**Records:**

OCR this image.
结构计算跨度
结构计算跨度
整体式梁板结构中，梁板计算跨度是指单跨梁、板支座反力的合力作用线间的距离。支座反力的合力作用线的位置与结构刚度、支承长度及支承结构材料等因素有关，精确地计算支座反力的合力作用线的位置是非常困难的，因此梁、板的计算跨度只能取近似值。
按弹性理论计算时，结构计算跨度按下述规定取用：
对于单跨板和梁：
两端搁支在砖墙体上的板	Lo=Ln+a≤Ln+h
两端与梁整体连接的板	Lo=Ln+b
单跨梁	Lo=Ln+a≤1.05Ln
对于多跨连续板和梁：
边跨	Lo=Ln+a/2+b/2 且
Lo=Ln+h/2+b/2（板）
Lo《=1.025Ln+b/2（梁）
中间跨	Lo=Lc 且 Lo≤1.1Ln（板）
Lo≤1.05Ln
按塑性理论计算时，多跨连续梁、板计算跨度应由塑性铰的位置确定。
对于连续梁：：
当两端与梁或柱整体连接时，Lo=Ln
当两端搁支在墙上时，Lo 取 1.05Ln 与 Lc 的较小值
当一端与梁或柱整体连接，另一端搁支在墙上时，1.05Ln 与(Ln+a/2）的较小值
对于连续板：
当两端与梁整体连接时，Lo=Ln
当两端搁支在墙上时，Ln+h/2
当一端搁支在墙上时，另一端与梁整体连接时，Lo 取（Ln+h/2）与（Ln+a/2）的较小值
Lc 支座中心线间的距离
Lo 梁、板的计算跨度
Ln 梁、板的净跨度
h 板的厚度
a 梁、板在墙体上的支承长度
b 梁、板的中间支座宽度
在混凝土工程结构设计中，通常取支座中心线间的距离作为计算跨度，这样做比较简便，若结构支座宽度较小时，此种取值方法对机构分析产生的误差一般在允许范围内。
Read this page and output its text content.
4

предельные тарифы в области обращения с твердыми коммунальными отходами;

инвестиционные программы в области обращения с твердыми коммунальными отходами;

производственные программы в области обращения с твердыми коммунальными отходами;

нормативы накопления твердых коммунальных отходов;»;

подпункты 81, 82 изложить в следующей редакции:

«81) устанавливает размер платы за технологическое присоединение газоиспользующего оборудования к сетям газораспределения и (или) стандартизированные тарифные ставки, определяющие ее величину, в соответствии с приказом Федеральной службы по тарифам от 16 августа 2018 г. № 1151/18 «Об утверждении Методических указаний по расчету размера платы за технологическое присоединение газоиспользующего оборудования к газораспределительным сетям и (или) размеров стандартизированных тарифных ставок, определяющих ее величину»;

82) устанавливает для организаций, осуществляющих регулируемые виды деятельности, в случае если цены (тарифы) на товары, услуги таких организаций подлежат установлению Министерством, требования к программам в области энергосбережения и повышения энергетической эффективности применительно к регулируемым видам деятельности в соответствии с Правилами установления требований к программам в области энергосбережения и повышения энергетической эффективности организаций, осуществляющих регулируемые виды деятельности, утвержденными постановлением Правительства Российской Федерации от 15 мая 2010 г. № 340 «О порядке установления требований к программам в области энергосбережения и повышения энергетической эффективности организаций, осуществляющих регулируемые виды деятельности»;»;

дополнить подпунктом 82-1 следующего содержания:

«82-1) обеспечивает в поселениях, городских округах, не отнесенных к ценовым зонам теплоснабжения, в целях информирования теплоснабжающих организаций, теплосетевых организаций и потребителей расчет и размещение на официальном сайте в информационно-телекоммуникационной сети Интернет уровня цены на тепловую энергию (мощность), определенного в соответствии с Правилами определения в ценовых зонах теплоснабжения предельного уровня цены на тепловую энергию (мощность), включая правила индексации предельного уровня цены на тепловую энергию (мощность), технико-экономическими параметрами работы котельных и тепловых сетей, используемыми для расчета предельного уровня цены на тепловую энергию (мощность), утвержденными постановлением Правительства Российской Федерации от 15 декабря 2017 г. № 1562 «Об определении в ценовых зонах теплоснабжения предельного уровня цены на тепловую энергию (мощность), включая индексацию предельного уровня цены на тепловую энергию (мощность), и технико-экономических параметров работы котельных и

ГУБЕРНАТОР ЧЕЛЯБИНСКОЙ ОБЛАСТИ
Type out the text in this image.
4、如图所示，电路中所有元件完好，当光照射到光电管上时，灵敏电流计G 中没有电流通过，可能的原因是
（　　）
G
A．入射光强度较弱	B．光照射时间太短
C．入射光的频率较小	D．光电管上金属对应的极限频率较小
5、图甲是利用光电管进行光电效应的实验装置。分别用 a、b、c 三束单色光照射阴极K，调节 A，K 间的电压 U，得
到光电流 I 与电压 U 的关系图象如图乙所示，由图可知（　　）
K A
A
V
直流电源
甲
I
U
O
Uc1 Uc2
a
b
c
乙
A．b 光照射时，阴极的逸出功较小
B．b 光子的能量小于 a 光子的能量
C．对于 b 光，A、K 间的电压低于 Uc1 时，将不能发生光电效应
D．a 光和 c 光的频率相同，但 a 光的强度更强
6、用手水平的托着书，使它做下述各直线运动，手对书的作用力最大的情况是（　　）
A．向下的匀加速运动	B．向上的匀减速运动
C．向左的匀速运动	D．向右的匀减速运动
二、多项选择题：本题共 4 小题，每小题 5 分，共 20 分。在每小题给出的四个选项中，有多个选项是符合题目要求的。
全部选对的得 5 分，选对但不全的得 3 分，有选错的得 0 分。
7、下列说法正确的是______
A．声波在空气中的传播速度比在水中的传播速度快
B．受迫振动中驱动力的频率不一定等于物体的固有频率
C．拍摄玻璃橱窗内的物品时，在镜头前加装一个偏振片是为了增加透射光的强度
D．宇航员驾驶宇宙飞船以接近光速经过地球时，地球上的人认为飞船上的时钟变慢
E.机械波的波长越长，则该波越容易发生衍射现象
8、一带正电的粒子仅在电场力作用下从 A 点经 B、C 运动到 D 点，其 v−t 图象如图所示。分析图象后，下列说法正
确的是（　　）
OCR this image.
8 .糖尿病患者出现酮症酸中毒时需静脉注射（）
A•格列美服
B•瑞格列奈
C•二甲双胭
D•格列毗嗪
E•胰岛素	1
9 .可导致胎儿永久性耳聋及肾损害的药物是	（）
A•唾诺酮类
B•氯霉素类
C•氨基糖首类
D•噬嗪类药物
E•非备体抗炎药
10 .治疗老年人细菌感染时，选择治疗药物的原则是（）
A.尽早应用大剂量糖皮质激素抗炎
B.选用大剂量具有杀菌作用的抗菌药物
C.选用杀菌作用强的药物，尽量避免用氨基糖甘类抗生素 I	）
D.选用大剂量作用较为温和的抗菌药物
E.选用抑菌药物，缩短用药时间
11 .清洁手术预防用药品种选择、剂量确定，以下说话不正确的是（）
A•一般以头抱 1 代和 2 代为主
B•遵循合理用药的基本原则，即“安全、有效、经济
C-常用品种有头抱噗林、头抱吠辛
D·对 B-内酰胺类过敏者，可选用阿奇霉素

**What is asked:**
All the data must be duplicated exactly, with nothing added or removed.

**Exercise solution:**
OCR this image.
结构计算跨度
结构计算跨度
整体式梁板结构中，梁板计算跨度是指单跨梁、板支座反力的合力作用线间的距离。支座反力的合力作用线的位置与结构刚度、支承长度及支承结构材料等因素有关，精确地计算支座反力的合力作用线的位置是非常困难的，因此梁、板的计算跨度只能取近似值。
按弹性理论计算时，结构计算跨度按下述规定取用：
对于单跨板和梁：
两端搁支在砖墙体上的板	Lo=Ln+a≤Ln+h
两端与梁整体连接的板	Lo=Ln+b
单跨梁	Lo=Ln+a≤1.05Ln
对于多跨连续板和梁：
边跨	Lo=Ln+a/2+b/2 且
Lo=Ln+h/2+b/2（板）
Lo《=1.025Ln+b/2（梁）
中间跨	Lo=Lc 且 Lo≤1.1Ln（板）
Lo≤1.05Ln
按塑性理论计算时，多跨连续梁、板计算跨度应由塑性铰的位置确定。
对于连续梁：：
当两端与梁或柱整体连接时，Lo=Ln
当两端搁支在墙上时，Lo 取 1.05Ln 与 Lc 的较小值
当一端与梁或柱整体连接，另一端搁支在墙上时，1.05Ln 与(Ln+a/2）的较小值
对于连续板：
当两端与梁整体连接时，Lo=Ln
当两端搁支在墙上时，Ln+h/2
当一端搁支在墙上时，另一端与梁整体连接时，Lo 取（Ln+h/2）与（Ln+a/2）的较小值
Lc 支座中心线间的距离
Lo 梁、板的计算跨度
Ln 梁、板的净跨度
h 板的厚度
a 梁、板在墙体上的支承长度
b 梁、板的中间支座宽度
在混凝土工程结构设计中，通常取支座中心线间的距离作为计算跨度，这样做比较简便，若结构支座宽度较小时，此种取值方法对机构分析产生的误差一般在允许范围内。
Read this page and output its text content.
4

предельные тарифы в области обращения с твердыми коммунальными отходами;

инвестиционные программы в области обращения с твердыми коммунальными отходами;

производственные программы в области обращения с твердыми коммунальными отходами;

нормативы накопления твердых коммунальных отходов;»;

подпункты 81, 82 изложить в следующей редакции:

«81) устанавливает размер платы за технологическое присоединение газоиспользующего оборудования к сетям газораспределения и (или) стандартизированные тарифные ставки, определяющие ее величину, в соответствии с приказом Федеральной службы по тарифам от 16 августа 2018 г. № 1151/18 «Об утверждении Методических указаний по расчету размера платы за технологическое присоединение газоиспользующего оборудования к газораспределительным сетям и (или) размеров стандартизированных тарифных ставок, определяющих ее величину»;

82) устанавливает для организаций, осуществляющих регулируемые виды деятельности, в случае если цены (тарифы) на товары, услуги таких организаций подлежат установлению Министерством, требования к программам в области энергосбережения и повышения энергетической эффективности применительно к регулируемым видам деятельности в соответствии с Правилами установления требований к программам в области энергосбережения и повышения энергетической эффективности организаций, осуществляющих регулируемые виды деятельности, утвержденными постановлением Правительства Российской Федерации от 15 мая 2010 г. № 340 «О порядке установления требований к программам в области энергосбережения и повышения энергетической эффективности организаций, осуществляющих регулируемые виды деятельности»;»;

дополнить подпунктом 82-1 следующего содержания:

«82-1) обеспечивает в поселениях, городских округах, не отнесенных к ценовым зонам теплоснабжения, в целях информирования теплоснабжающих организаций, теплосетевых организаций и потребителей расчет и размещение на официальном сайте в информационно-телекоммуникационной сети Интернет уровня цены на тепловую энергию (мощность), определенного в соответствии с Правилами определения в ценовых зонах теплоснабжения предельного уровня цены на тепловую энергию (мощность), включая правила индексации предельного уровня цены на тепловую энергию (мощность), технико-экономическими параметрами работы котельных и тепловых сетей, используемыми для расчета предельного уровня цены на тепловую энергию (мощность), утвержденными постановлением Правительства Российской Федерации от 15 декабря 2017 г. № 1562 «Об определении в ценовых зонах теплоснабжения предельного уровня цены на тепловую энергию (мощность), включая индексацию предельного уровня цены на тепловую энергию (мощность), и технико-экономических параметров работы котельных и

ГУБЕРНАТОР ЧЕЛЯБИНСКОЙ ОБЛАСТИ
Type out the text in this image.
4、如图所示，电路中所有元件完好，当光照射到光电管上时，灵敏电流计G 中没有电流通过，可能的原因是
（　　）
G
A．入射光强度较弱	B．光照射时间太短
C．入射光的频率较小	D．光电管上金属对应的极限频率较小
5、图甲是利用光电管进行光电效应的实验装置。分别用 a、b、c 三束单色光照射阴极K，调节 A，K 间的电压 U，得
到光电流 I 与电压 U 的关系图象如图乙所示，由图可知（　　）
K A
A
V
直流电源
甲
I
U
O
Uc1 Uc2
a
b
c
乙
A．b 光照射时，阴极的逸出功较小
B．b 光子的能量小于 a 光子的能量
C．对于 b 光，A、K 间的电压低于 Uc1 时，将不能发生光电效应
D．a 光和 c 光的频率相同，但 a 光的强度更强
6、用手水平的托着书，使它做下述各直线运动，手对书的作用力最大的情况是（　　）
A．向下的匀加速运动	B．向上的匀减速运动
C．向左的匀速运动	D．向右的匀减速运动
二、多项选择题：本题共 4 小题，每小题 5 分，共 20 分。在每小题给出的四个选项中，有多个选项是符合题目要求的。
全部选对的得 5 分，选对但不全的得 3 分，有选错的得 0 分。
7、下列说法正确的是______
A．声波在空气中的传播速度比在水中的传播速度快
B．受迫振动中驱动力的频率不一定等于物体的固有频率
C．拍摄玻璃橱窗内的物品时，在镜头前加装一个偏振片是为了增加透射光的强度
D．宇航员驾驶宇宙飞船以接近光速经过地球时，地球上的人认为飞船上的时钟变慢
E.机械波的波长越长，则该波越容易发生衍射现象
8、一带正电的粒子仅在电场力作用下从 A 点经 B、C 运动到 D 点，其 v−t 图象如图所示。分析图象后，下列说法正
确的是（　　）
OCR this image.
8 .糖尿病患者出现酮症酸中毒时需静脉注射（）
A•格列美服
B•瑞格列奈
C•二甲双胭
D•格列毗嗪
E•胰岛素	1
9 .可导致胎儿永久性耳聋及肾损害的药物是	（）
A•唾诺酮类
B•氯霉素类
C•氨基糖首类
D•噬嗪类药物
E•非备体抗炎药
10 .治疗老年人细菌感染时，选择治疗药物的原则是（）
A.尽早应用大剂量糖皮质激素抗炎
B.选用大剂量具有杀菌作用的抗菌药物
C.选用杀菌作用强的药物，尽量避免用氨基糖甘类抗生素 I	）
D.选用大剂量作用较为温和的抗菌药物
E.选用抑菌药物，缩短用药时间
11 .清洁手术预防用药品种选择、剂量确定，以下说话不正确的是（）
A•一般以头抱 1 代和 2 代为主
B•遵循合理用药的基本原则，即“安全、有效、经济
C-常用品种有头抱噗林、头抱吠辛
D·对 B-内酰胺类过敏者，可选用阿奇霉素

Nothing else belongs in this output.